§ **Brief**
Read the listing and extract each line that includes the word "time".

(Saved entries)
────────

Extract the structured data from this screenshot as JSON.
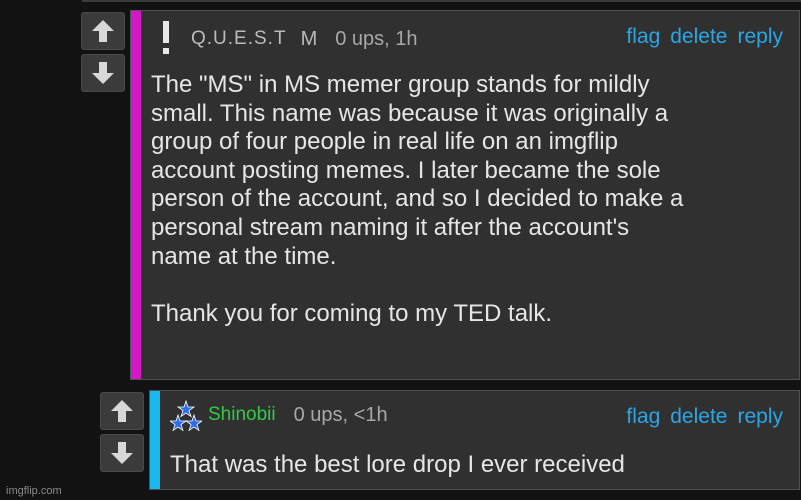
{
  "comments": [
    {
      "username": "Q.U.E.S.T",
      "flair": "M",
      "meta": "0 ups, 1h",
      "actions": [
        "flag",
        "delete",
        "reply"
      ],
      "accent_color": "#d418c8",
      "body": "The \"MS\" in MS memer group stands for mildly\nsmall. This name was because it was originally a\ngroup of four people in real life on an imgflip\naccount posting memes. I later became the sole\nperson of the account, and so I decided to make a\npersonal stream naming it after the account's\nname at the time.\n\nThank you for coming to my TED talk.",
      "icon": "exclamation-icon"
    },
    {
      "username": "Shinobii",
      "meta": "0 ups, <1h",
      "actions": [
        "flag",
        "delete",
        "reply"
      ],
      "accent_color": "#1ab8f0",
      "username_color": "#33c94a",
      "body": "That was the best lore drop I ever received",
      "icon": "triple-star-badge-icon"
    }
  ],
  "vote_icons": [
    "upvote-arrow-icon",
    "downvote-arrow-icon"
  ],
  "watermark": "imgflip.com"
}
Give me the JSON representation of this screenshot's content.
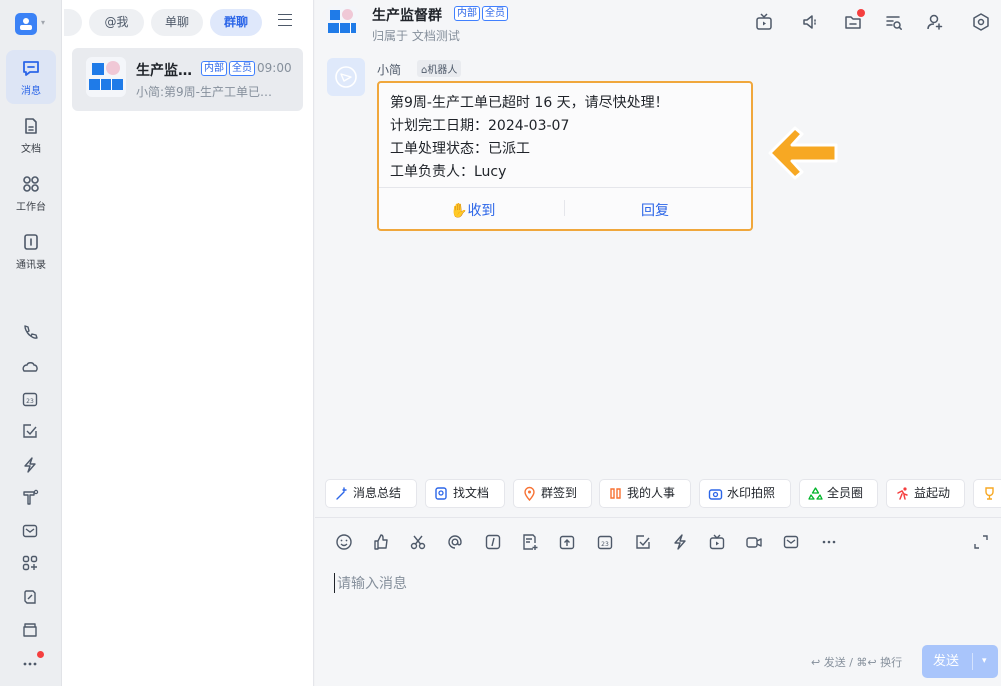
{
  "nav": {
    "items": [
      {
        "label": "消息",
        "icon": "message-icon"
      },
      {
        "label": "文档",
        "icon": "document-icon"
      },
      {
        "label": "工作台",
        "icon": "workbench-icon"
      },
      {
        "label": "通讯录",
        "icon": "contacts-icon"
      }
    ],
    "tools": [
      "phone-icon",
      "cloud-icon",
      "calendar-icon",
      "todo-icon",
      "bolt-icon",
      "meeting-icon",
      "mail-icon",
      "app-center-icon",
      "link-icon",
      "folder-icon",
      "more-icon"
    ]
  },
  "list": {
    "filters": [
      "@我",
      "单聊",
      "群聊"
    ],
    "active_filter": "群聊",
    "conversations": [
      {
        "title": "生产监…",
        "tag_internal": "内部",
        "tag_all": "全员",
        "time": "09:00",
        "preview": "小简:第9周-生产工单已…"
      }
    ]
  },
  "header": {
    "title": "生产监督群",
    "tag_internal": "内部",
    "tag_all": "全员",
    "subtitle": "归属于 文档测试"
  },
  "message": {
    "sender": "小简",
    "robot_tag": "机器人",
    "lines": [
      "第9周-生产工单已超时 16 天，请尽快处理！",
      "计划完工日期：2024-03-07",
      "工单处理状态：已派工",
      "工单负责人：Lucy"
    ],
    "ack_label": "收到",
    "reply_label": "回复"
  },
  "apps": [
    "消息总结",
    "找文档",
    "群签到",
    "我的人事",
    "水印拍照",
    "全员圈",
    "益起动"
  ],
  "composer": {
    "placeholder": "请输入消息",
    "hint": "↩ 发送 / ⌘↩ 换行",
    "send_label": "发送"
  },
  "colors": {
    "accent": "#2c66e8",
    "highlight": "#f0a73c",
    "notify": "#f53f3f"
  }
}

────────

§ **Problem solution**
      "body": "The \"MS\" in MS memer group stands for mildly\nsmall. This name was because it was originally a\ngroup of four people in real life on an imgflip\naccount posting memes. I later became the sole\nperson of the account, and so I decided to make a\npersonal stream naming it after the account's\nname at the time.\n\nThank you for coming to my TED talk.",
        "time": "09:00",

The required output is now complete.